# TASK TO CARRY OUT
The result should be an exact copy of every record, with no pictures kept.

# SOURCE DATA
◆ ◆ ◆ ◆

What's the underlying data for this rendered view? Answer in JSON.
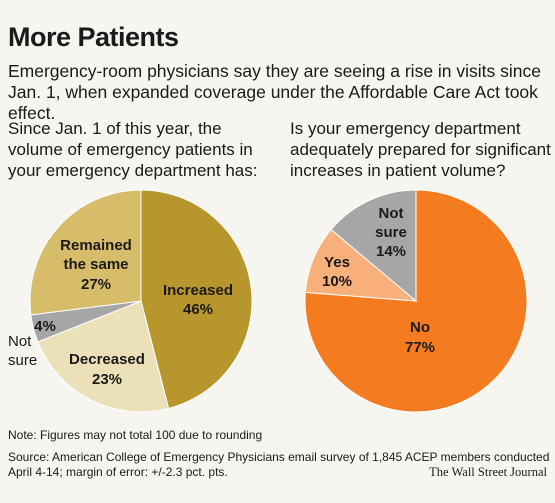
{
  "title": "More Patients",
  "subtitle": "Emergency-room physicians say they are seeing a rise in visits since Jan. 1, when expanded coverage under the Affordable Care Act took effect.",
  "chart_data": [
    {
      "type": "pie",
      "title": "Since Jan. 1 of this year, the volume of emergency patients in your emergency department has:",
      "slices": [
        {
          "label": "Increased",
          "value": 46,
          "display": "46%",
          "color": "#b8962e"
        },
        {
          "label": "Decreased",
          "value": 23,
          "display": "23%",
          "color": "#ece0b8"
        },
        {
          "label": "Not sure",
          "value": 4,
          "display": "4%",
          "color": "#a6a6a6"
        },
        {
          "label": "Remained the same",
          "value": 27,
          "display": "27%",
          "color": "#d7bc69"
        }
      ]
    },
    {
      "type": "pie",
      "title": "Is your emergency department adequately prepared for significant increases in patient volume?",
      "slices": [
        {
          "label": "No",
          "value": 77,
          "display": "77%",
          "color": "#f47b20"
        },
        {
          "label": "Yes",
          "value": 10,
          "display": "10%",
          "color": "#f8b07a"
        },
        {
          "label": "Not sure",
          "value": 14,
          "display": "14%",
          "color": "#a6a6a6"
        }
      ]
    }
  ],
  "note": "Note: Figures may not total 100 due to rounding",
  "source": "Source: American College of Emergency Physicians email survey of 1,845 ACEP members conducted April 4-14; margin of error: +/-2.3 pct. pts.",
  "credit": "The Wall Street Journal"
}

◆ ◆ ◆ ◆

# TASK SOLUTION
What's the underlying data for this rendered view? Answer in JSON.
{
  "title": "More Patients",
  "subtitle": "Emergency-room physicians say they are seeing a rise in visits since Jan. 1, when expanded coverage under the Affordable Care Act took effect.",
  "chart_data": [
    {
      "type": "pie",
      "title": "Since Jan. 1 of this year, the volume of emergency patients in your emergency department has:",
      "slices": [
        {
          "label": "Increased",
          "value": 46,
          "display": "46%",
          "color": "#b8962e"
        },
        {
          "label": "Decreased",
          "value": 23,
          "display": "23%",
          "color": "#ece0b8"
        },
        {
          "label": "Not sure",
          "value": 4,
          "display": "4%",
          "color": "#a6a6a6"
        },
        {
          "label": "Remained the same",
          "value": 27,
          "display": "27%",
          "color": "#d7bc69"
        }
      ]
    },
    {
      "type": "pie",
      "title": "Is your emergency department adequately prepared for significant increases in patient volume?",
      "slices": [
        {
          "label": "No",
          "value": 77,
          "display": "77%",
          "color": "#f47b20"
        },
        {
          "label": "Yes",
          "value": 10,
          "display": "10%",
          "color": "#f8b07a"
        },
        {
          "label": "Not sure",
          "value": 14,
          "display": "14%",
          "color": "#a6a6a6"
        }
      ]
    }
  ],
  "note": "Note: Figures may not total 100 due to rounding",
  "source": "Source: American College of Emergency Physicians email survey of 1,845 ACEP members conducted April 4-14; margin of error: +/-2.3 pct. pts.",
  "credit": "The Wall Street Journal"
}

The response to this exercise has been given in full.